» WHAT THE TASK ASKS:
Go through the material below and report how many lines contain "skills". Give only the number.

» EXERCISE DATA:

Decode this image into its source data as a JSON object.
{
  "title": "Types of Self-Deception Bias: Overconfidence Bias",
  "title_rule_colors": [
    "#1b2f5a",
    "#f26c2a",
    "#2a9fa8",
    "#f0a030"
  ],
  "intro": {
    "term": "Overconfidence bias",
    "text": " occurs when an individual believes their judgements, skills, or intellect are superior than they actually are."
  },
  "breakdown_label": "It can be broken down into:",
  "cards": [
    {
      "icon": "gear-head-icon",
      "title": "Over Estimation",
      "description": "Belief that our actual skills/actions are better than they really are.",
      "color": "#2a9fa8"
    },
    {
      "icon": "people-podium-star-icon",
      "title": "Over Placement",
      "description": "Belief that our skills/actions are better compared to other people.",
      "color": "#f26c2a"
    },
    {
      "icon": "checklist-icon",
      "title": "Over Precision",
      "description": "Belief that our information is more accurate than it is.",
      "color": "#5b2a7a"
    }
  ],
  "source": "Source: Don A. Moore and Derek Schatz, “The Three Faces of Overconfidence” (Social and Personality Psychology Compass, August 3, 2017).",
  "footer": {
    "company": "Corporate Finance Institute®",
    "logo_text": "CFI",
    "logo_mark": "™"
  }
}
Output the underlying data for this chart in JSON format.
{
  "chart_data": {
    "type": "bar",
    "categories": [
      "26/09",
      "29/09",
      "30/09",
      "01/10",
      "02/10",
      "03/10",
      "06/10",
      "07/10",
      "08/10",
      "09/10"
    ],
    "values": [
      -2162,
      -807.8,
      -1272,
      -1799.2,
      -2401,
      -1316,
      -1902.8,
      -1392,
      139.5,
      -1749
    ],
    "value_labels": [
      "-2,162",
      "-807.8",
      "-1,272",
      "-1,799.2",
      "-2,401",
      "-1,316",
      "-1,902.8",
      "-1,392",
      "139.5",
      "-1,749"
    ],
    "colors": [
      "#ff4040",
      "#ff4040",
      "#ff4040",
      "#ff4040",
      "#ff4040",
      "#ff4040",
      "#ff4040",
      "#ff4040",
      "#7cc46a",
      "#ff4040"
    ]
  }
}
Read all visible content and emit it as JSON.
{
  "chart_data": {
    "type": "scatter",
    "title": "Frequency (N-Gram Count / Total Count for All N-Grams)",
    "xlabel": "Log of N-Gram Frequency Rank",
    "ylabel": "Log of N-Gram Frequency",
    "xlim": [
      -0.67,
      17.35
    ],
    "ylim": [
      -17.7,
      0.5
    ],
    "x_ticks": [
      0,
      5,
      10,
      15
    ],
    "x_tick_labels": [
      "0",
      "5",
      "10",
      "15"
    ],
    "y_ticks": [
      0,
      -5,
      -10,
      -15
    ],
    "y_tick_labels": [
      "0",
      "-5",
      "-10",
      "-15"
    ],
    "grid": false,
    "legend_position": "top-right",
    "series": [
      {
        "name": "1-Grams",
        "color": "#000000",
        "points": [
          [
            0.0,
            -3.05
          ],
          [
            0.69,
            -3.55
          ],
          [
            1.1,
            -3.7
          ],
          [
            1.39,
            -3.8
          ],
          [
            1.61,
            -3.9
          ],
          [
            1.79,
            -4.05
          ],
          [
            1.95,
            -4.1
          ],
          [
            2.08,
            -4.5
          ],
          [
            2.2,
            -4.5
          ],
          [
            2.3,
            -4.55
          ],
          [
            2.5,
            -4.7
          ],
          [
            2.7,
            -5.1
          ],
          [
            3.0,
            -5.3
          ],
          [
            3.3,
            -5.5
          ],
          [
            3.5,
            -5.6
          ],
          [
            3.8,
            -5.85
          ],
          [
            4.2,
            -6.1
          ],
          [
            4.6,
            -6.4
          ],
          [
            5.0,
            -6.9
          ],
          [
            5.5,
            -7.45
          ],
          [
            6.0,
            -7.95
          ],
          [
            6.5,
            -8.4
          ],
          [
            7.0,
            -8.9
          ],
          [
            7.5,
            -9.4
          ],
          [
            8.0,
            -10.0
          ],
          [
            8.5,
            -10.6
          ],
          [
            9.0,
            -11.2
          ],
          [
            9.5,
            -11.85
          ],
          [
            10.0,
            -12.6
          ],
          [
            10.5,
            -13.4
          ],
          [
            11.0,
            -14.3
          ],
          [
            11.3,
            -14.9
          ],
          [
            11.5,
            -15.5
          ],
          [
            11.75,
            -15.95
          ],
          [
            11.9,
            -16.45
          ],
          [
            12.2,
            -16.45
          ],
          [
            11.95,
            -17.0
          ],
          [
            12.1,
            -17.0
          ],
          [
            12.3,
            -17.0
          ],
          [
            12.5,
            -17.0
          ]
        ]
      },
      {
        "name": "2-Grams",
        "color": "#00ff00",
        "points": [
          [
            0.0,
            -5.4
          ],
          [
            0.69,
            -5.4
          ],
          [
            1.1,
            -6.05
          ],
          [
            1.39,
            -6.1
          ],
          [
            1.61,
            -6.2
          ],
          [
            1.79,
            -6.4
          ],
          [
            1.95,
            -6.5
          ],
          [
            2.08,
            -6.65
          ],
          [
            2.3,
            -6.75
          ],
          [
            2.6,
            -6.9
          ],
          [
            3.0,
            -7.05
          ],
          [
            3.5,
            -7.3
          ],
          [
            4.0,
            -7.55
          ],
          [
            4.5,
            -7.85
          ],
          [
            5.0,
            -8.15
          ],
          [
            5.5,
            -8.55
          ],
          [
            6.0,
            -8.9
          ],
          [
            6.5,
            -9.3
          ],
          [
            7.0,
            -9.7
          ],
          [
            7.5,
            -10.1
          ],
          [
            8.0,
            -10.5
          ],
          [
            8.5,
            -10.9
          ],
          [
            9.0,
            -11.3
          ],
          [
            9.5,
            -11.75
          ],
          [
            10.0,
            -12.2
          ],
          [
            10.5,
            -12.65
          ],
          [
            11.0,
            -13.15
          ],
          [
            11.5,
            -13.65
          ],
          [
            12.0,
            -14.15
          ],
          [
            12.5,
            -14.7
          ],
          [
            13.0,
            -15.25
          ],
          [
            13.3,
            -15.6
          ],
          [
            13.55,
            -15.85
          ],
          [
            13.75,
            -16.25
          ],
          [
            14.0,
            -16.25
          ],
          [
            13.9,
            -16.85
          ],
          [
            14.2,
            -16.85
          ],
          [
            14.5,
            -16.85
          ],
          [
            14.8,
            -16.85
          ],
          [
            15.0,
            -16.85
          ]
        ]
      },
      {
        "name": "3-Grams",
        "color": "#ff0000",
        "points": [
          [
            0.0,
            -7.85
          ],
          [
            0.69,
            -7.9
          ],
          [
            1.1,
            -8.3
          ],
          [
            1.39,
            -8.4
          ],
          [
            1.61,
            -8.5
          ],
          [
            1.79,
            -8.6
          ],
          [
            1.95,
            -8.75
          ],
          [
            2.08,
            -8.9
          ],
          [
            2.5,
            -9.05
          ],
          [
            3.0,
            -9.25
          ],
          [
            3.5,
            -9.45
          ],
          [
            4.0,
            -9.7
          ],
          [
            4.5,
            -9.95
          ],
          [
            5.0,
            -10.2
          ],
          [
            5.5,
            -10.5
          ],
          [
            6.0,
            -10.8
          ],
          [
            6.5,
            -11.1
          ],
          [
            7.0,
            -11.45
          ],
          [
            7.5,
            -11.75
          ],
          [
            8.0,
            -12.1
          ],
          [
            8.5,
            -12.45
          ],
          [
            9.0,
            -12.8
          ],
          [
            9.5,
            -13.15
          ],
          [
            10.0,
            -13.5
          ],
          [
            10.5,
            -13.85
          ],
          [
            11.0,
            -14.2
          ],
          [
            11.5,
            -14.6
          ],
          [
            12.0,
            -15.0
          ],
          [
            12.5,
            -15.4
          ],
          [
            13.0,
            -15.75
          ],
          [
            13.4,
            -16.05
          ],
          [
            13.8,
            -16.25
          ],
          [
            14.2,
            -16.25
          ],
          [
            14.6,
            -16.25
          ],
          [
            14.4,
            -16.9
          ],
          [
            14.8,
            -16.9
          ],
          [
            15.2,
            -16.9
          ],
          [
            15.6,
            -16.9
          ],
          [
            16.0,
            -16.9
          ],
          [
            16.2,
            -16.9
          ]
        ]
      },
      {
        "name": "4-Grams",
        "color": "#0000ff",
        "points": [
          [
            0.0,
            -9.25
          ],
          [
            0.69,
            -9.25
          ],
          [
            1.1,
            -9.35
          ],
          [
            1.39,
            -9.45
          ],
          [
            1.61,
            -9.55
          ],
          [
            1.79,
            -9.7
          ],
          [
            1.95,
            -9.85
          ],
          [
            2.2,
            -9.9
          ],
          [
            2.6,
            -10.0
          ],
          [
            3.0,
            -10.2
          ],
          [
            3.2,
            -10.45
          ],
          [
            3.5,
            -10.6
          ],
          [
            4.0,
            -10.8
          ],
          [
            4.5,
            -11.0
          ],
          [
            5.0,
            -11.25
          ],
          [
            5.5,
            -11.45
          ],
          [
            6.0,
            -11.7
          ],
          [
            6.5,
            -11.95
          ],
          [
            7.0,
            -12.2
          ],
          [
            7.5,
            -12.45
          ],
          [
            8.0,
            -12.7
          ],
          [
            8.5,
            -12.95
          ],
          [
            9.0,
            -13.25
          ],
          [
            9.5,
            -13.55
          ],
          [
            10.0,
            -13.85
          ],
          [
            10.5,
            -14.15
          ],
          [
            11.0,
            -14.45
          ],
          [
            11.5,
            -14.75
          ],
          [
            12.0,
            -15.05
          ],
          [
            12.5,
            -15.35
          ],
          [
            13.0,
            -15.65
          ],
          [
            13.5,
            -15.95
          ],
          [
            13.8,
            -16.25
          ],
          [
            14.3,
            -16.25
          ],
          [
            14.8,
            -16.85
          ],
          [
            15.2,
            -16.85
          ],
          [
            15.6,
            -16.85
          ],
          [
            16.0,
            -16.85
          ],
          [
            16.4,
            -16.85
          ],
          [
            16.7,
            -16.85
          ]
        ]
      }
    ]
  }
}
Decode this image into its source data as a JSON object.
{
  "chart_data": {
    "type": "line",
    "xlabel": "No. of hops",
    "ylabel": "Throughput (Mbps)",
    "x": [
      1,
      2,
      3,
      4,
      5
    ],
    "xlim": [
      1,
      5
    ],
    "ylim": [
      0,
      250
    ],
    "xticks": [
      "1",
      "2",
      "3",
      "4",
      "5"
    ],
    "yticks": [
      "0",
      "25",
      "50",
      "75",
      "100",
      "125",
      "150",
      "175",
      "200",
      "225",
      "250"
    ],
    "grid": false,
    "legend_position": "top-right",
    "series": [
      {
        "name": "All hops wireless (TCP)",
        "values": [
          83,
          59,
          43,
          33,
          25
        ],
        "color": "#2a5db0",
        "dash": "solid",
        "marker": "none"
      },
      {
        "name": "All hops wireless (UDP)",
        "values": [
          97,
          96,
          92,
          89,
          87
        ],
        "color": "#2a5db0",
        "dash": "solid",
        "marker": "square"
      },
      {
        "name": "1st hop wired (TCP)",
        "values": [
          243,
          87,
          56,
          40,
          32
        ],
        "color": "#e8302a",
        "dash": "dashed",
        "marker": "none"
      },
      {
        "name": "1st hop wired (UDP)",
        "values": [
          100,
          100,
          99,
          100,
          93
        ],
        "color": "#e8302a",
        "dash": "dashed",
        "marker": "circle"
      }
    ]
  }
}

» WRITTEN RESPONSE:
3